* [Requirements]: Without including any pictures, write out the listing below exactly.
+++ Given data
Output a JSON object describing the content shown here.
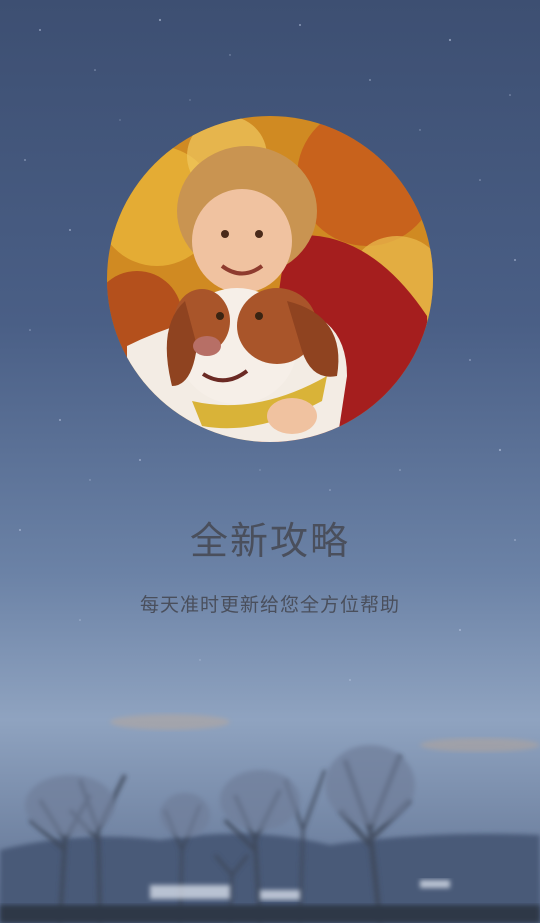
{
  "splash": {
    "title": "全新攻略",
    "subtitle": "每天准时更新给您全方位帮助"
  }
}
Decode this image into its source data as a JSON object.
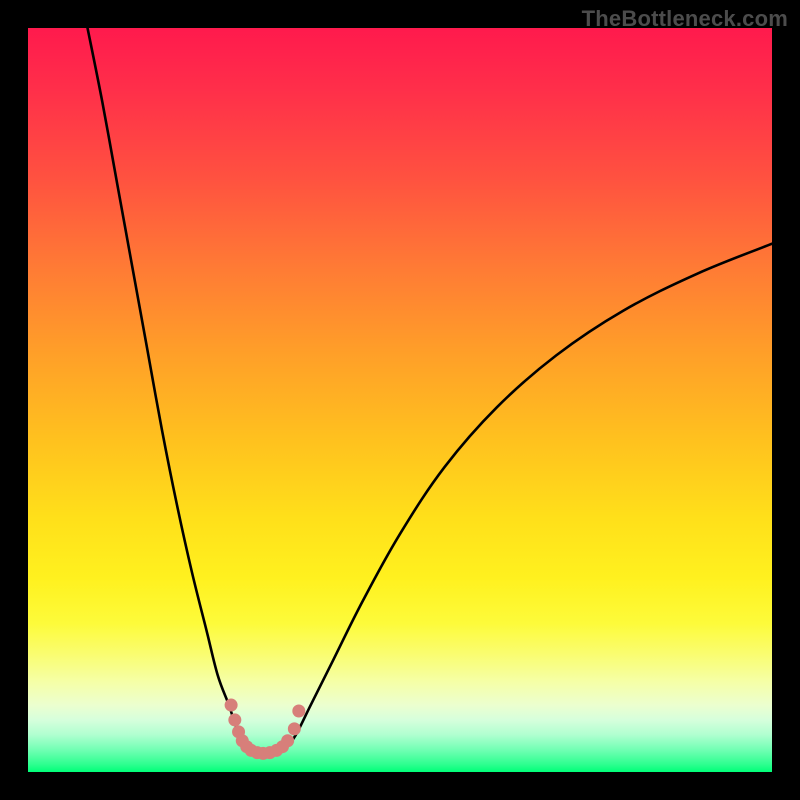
{
  "watermark": "TheBottleneck.com",
  "colors": {
    "frame": "#000000",
    "curve": "#000000",
    "marker": "#d77f7a",
    "gradient_top": "#ff1a4d",
    "gradient_bottom": "#00ff78"
  },
  "chart_data": {
    "type": "line",
    "title": "",
    "xlabel": "",
    "ylabel": "",
    "xlim": [
      0,
      100
    ],
    "ylim": [
      0,
      100
    ],
    "grid": false,
    "legend": false,
    "note": "No numeric axis ticks or labels are rendered in the image; x/y ranges are nominal 0–100. Values are estimated from pixel positions.",
    "series": [
      {
        "name": "left-curve",
        "x": [
          8,
          10,
          12,
          14,
          16,
          18,
          20,
          22,
          24,
          25.5,
          27,
          28,
          29,
          29.8
        ],
        "y": [
          100,
          90,
          79,
          68,
          57,
          46,
          36,
          27,
          19,
          13,
          9,
          6,
          4,
          3
        ]
      },
      {
        "name": "right-curve",
        "x": [
          34.5,
          36,
          38,
          41,
          45,
          50,
          56,
          63,
          71,
          80,
          90,
          100
        ],
        "y": [
          3,
          5,
          9,
          15,
          23,
          32,
          41,
          49,
          56,
          62,
          67,
          71
        ]
      },
      {
        "name": "marker-cluster",
        "style": "scatter",
        "note": "Pink dotted segment near the trough",
        "x": [
          27.3,
          27.8,
          28.3,
          28.8,
          29.4,
          30.0,
          30.8,
          31.6,
          32.5,
          33.4,
          34.2,
          34.9,
          35.8,
          36.4
        ],
        "y": [
          9.0,
          7.0,
          5.4,
          4.2,
          3.4,
          2.9,
          2.6,
          2.5,
          2.6,
          2.9,
          3.4,
          4.2,
          5.8,
          8.2
        ]
      }
    ]
  }
}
++++++
* [Final result]:
Output a JSON object describing the content shown here.
{
  "splash": {
    "title": "全新攻略",
    "subtitle": "每天准时更新给您全方位帮助"
  }
}
Decode this image into its source data as a JSON object.
{
  "watermark": "TheBottleneck.com",
  "colors": {
    "frame": "#000000",
    "curve": "#000000",
    "marker": "#d77f7a",
    "gradient_top": "#ff1a4d",
    "gradient_bottom": "#00ff78"
  },
  "chart_data": {
    "type": "line",
    "title": "",
    "xlabel": "",
    "ylabel": "",
    "xlim": [
      0,
      100
    ],
    "ylim": [
      0,
      100
    ],
    "grid": false,
    "legend": false,
    "note": "No numeric axis ticks or labels are rendered in the image; x/y ranges are nominal 0–100. Values are estimated from pixel positions.",
    "series": [
      {
        "name": "left-curve",
        "x": [
          8,
          10,
          12,
          14,
          16,
          18,
          20,
          22,
          24,
          25.5,
          27,
          28,
          29,
          29.8
        ],
        "y": [
          100,
          90,
          79,
          68,
          57,
          46,
          36,
          27,
          19,
          13,
          9,
          6,
          4,
          3
        ]
      },
      {
        "name": "right-curve",
        "x": [
          34.5,
          36,
          38,
          41,
          45,
          50,
          56,
          63,
          71,
          80,
          90,
          100
        ],
        "y": [
          3,
          5,
          9,
          15,
          23,
          32,
          41,
          49,
          56,
          62,
          67,
          71
        ]
      },
      {
        "name": "marker-cluster",
        "style": "scatter",
        "note": "Pink dotted segment near the trough",
        "x": [
          27.3,
          27.8,
          28.3,
          28.8,
          29.4,
          30.0,
          30.8,
          31.6,
          32.5,
          33.4,
          34.2,
          34.9,
          35.8,
          36.4
        ],
        "y": [
          9.0,
          7.0,
          5.4,
          4.2,
          3.4,
          2.9,
          2.6,
          2.5,
          2.6,
          2.9,
          3.4,
          4.2,
          5.8,
          8.2
        ]
      }
    ]
  }
}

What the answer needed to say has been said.